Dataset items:
=======
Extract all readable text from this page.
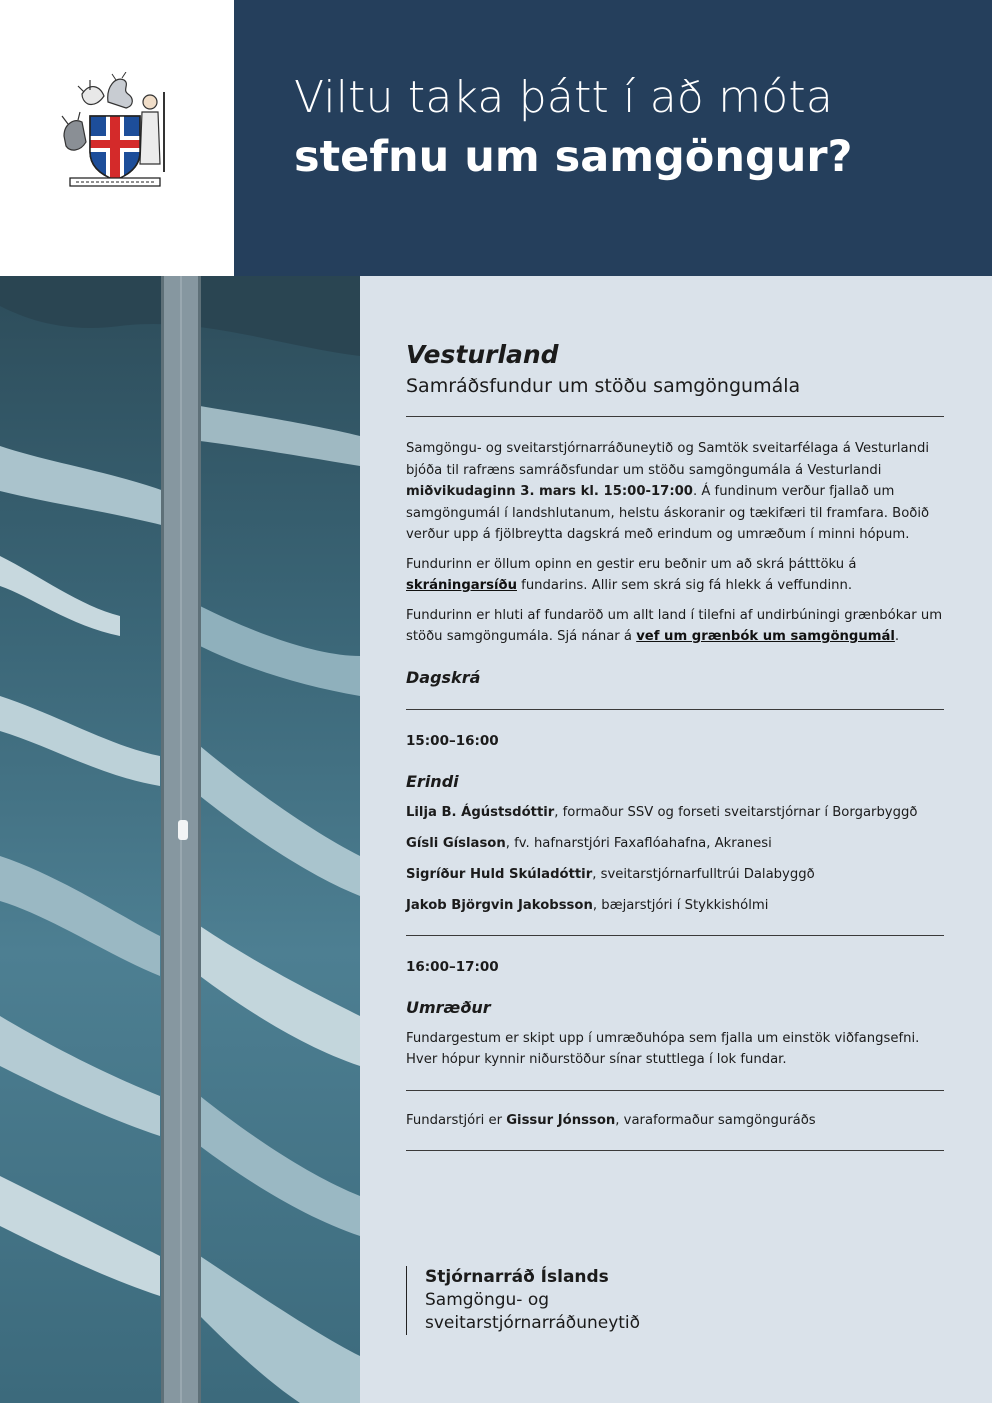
Viltu taka þátt í að móta
stefnu um samgöngur?
Vesturland
Samráðsfundur um stöðu samgöngumála

Samgöngu- og sveitarstjórnarráðuneytið og Samtök sveitarfélaga á Vesturlandi bjóða til rafræns samráðsfundar um stöðu samgöngumála á Vesturlandi miðvikudaginn 3. mars kl. 15:00-17:00. Á fundinum verður fjallað um samgöngumál í landshlutanum, helstu áskoranir og tækifæri til framfara. Boðið verður upp á fjölbreytta dagskrá með erindum og umræðum í minni hópum.

Fundurinn er öllum opinn en gestir eru beðnir um að skrá þátttöku á skráningarsíðu fundarins. Allir sem skrá sig fá hlekk á veffundinn.

Fundurinn er hluti af fundaröð um allt land í tilefni af undirbúningi grænbókar um stöðu samgöngumála. Sjá nánar á vef um grænbók um samgöngumál.

Dagskrá
15:00–16:00
Erindi

Lilja B. Ágústsdóttir, formaður SSV og forseti sveitarstjórnar í Borgarbyggð

Gísli Gíslason, fv. hafnarstjóri Faxaflóahafna, Akranesi

Sigríður Huld Skúladóttir, sveitarstjórnarfulltrúi Dalabyggð

Jakob Björgvin Jakobsson, bæjarstjóri í Stykkishólmi

16:00–17:00
Umræður

Fundargestum er skipt upp í umræðuhópa sem fjalla um einstök viðfangsefni. Hver hópur kynnir niðurstöður sínar stuttlega í lok fundar.

Fundarstjóri er Gissur Jónsson, varaformaður samgönguráðs

Stjórnarráð Íslands
Samgöngu- og
sveitarstjórnarráðuneytið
=======
— Given task —
Show, from the material above, each line that includes the string "sveitarstjórnarráðuneytið".

— Response for this exercise —
Samgöngu- og sveitarstjórnarráðuneytið og Samtök sveitarfélaga á Vesturlandi bjóða til rafræns samráðsfundar um stöðu samgöngumála á Vesturlandi miðvikudaginn 3. mars kl. 15:00-17:00. Á fundinum verður fjallað um samgöngumál í landshlutanum, helstu áskoranir og tækifæri til framfara. Boðið verður upp á fjölbreytta dagskrá með erindum og umræðum í minni hópum.
sveitarstjórnarráðuneytið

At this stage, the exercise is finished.